╔══

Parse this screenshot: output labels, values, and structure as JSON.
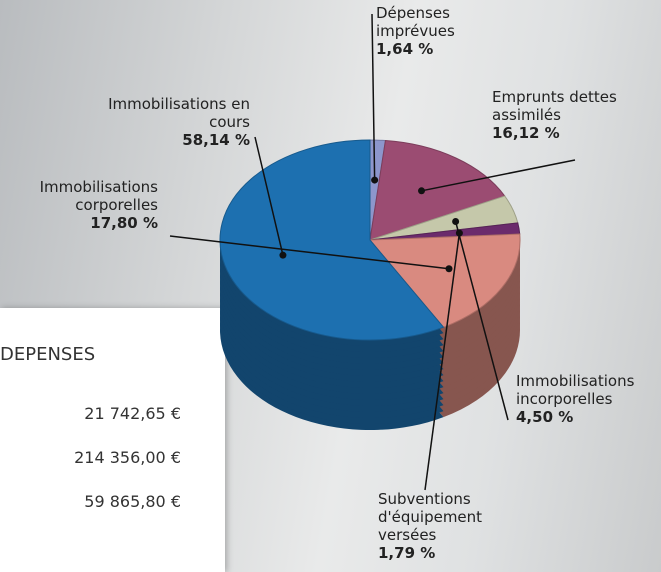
{
  "chart_data": {
    "type": "pie",
    "categories": [
      "Dépenses imprévues",
      "Emprunts dettes assimilés",
      "Immobilisations incorporelles",
      "Subventions d'équipement versées",
      "Immobilisations corporelles",
      "Immobilisations en cours"
    ],
    "values": [
      1.64,
      16.12,
      4.5,
      1.79,
      17.8,
      58.14
    ],
    "value_labels": [
      "1,64 %",
      "16,12 %",
      "4,50 %",
      "1,79 %",
      "17,80 %",
      "58,14 %"
    ],
    "colors": [
      "#8d96cc",
      "#9b4c72",
      "#c5c8aa",
      "#6b2b6c",
      "#d98a80",
      "#1d70b0"
    ]
  },
  "table": {
    "title": "DEPENSES",
    "rows": [
      "21 742,65 €",
      "214 356,00 €",
      "59 865,80 €"
    ]
  }
}
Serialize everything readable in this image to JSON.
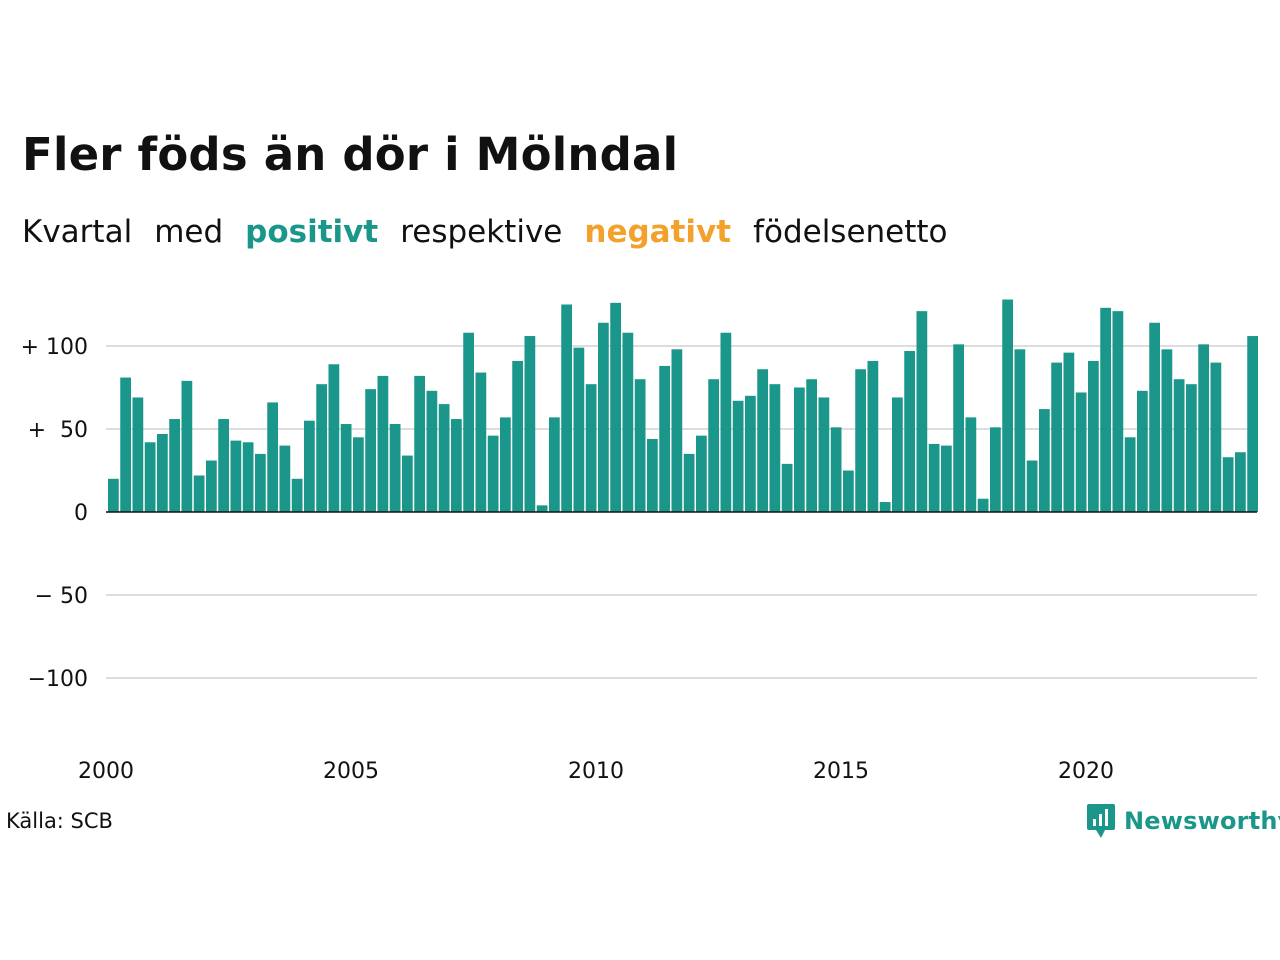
{
  "chart_data": {
    "type": "bar",
    "title": "Fler föds än dör i Mölndal",
    "subtitle": [
      "Kvartal",
      "med",
      "positivt",
      "respektive",
      "negativt",
      "födelsenetto"
    ],
    "x_start": "2000-Q1",
    "x_ticks": [
      2000,
      2005,
      2010,
      2015,
      2020
    ],
    "y_ticks": [
      100,
      50,
      0,
      -50,
      -100
    ],
    "y_tick_labels": [
      "+ 100",
      "+  50",
      "0",
      "− 50",
      "−100"
    ],
    "ylim": [
      -140,
      140
    ],
    "grid": true,
    "values": [
      20,
      81,
      69,
      42,
      47,
      56,
      79,
      22,
      31,
      56,
      43,
      42,
      35,
      66,
      40,
      20,
      55,
      77,
      89,
      53,
      45,
      74,
      82,
      53,
      34,
      82,
      73,
      65,
      56,
      108,
      84,
      46,
      57,
      91,
      106,
      4,
      57,
      125,
      99,
      77,
      114,
      126,
      108,
      80,
      44,
      88,
      98,
      35,
      46,
      80,
      108,
      67,
      70,
      86,
      77,
      29,
      75,
      80,
      69,
      51,
      25,
      86,
      91,
      6,
      69,
      97,
      121,
      41,
      40,
      101,
      57,
      8,
      51,
      128,
      98,
      31,
      62,
      90,
      96,
      72,
      91,
      123,
      121,
      45,
      73,
      114,
      98,
      80,
      77,
      101,
      90,
      33,
      36,
      106
    ],
    "colors": {
      "positive": "#1a978a",
      "negative": "#f2a22c"
    },
    "source": "Källa: SCB",
    "logo": "Newsworthy"
  }
}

╚══

§ EXERCISE
Without the pictures, extract every entry verbatim.

§ THE SOLUTION
Parse this screenshot: output labels, values, and structure as JSON.
{
  "chart_data": {
    "type": "pie",
    "categories": [
      "Dépenses imprévues",
      "Emprunts dettes assimilés",
      "Immobilisations incorporelles",
      "Subventions d'équipement versées",
      "Immobilisations corporelles",
      "Immobilisations en cours"
    ],
    "values": [
      1.64,
      16.12,
      4.5,
      1.79,
      17.8,
      58.14
    ],
    "value_labels": [
      "1,64 %",
      "16,12 %",
      "4,50 %",
      "1,79 %",
      "17,80 %",
      "58,14 %"
    ],
    "colors": [
      "#8d96cc",
      "#9b4c72",
      "#c5c8aa",
      "#6b2b6c",
      "#d98a80",
      "#1d70b0"
    ]
  },
  "table": {
    "title": "DEPENSES",
    "rows": [
      "21 742,65 €",
      "214 356,00 €",
      "59 865,80 €"
    ]
  }
}
Serialize everything readable in this image to JSON.
{
  "chart_data": {
    "type": "bar",
    "title": "Fler föds än dör i Mölndal",
    "subtitle": [
      "Kvartal",
      "med",
      "positivt",
      "respektive",
      "negativt",
      "födelsenetto"
    ],
    "x_start": "2000-Q1",
    "x_ticks": [
      2000,
      2005,
      2010,
      2015,
      2020
    ],
    "y_ticks": [
      100,
      50,
      0,
      -50,
      -100
    ],
    "y_tick_labels": [
      "+ 100",
      "+  50",
      "0",
      "− 50",
      "−100"
    ],
    "ylim": [
      -140,
      140
    ],
    "grid": true,
    "values": [
      20,
      81,
      69,
      42,
      47,
      56,
      79,
      22,
      31,
      56,
      43,
      42,
      35,
      66,
      40,
      20,
      55,
      77,
      89,
      53,
      45,
      74,
      82,
      53,
      34,
      82,
      73,
      65,
      56,
      108,
      84,
      46,
      57,
      91,
      106,
      4,
      57,
      125,
      99,
      77,
      114,
      126,
      108,
      80,
      44,
      88,
      98,
      35,
      46,
      80,
      108,
      67,
      70,
      86,
      77,
      29,
      75,
      80,
      69,
      51,
      25,
      86,
      91,
      6,
      69,
      97,
      121,
      41,
      40,
      101,
      57,
      8,
      51,
      128,
      98,
      31,
      62,
      90,
      96,
      72,
      91,
      123,
      121,
      45,
      73,
      114,
      98,
      80,
      77,
      101,
      90,
      33,
      36,
      106
    ],
    "colors": {
      "positive": "#1a978a",
      "negative": "#f2a22c"
    },
    "source": "Källa: SCB",
    "logo": "Newsworthy"
  }
}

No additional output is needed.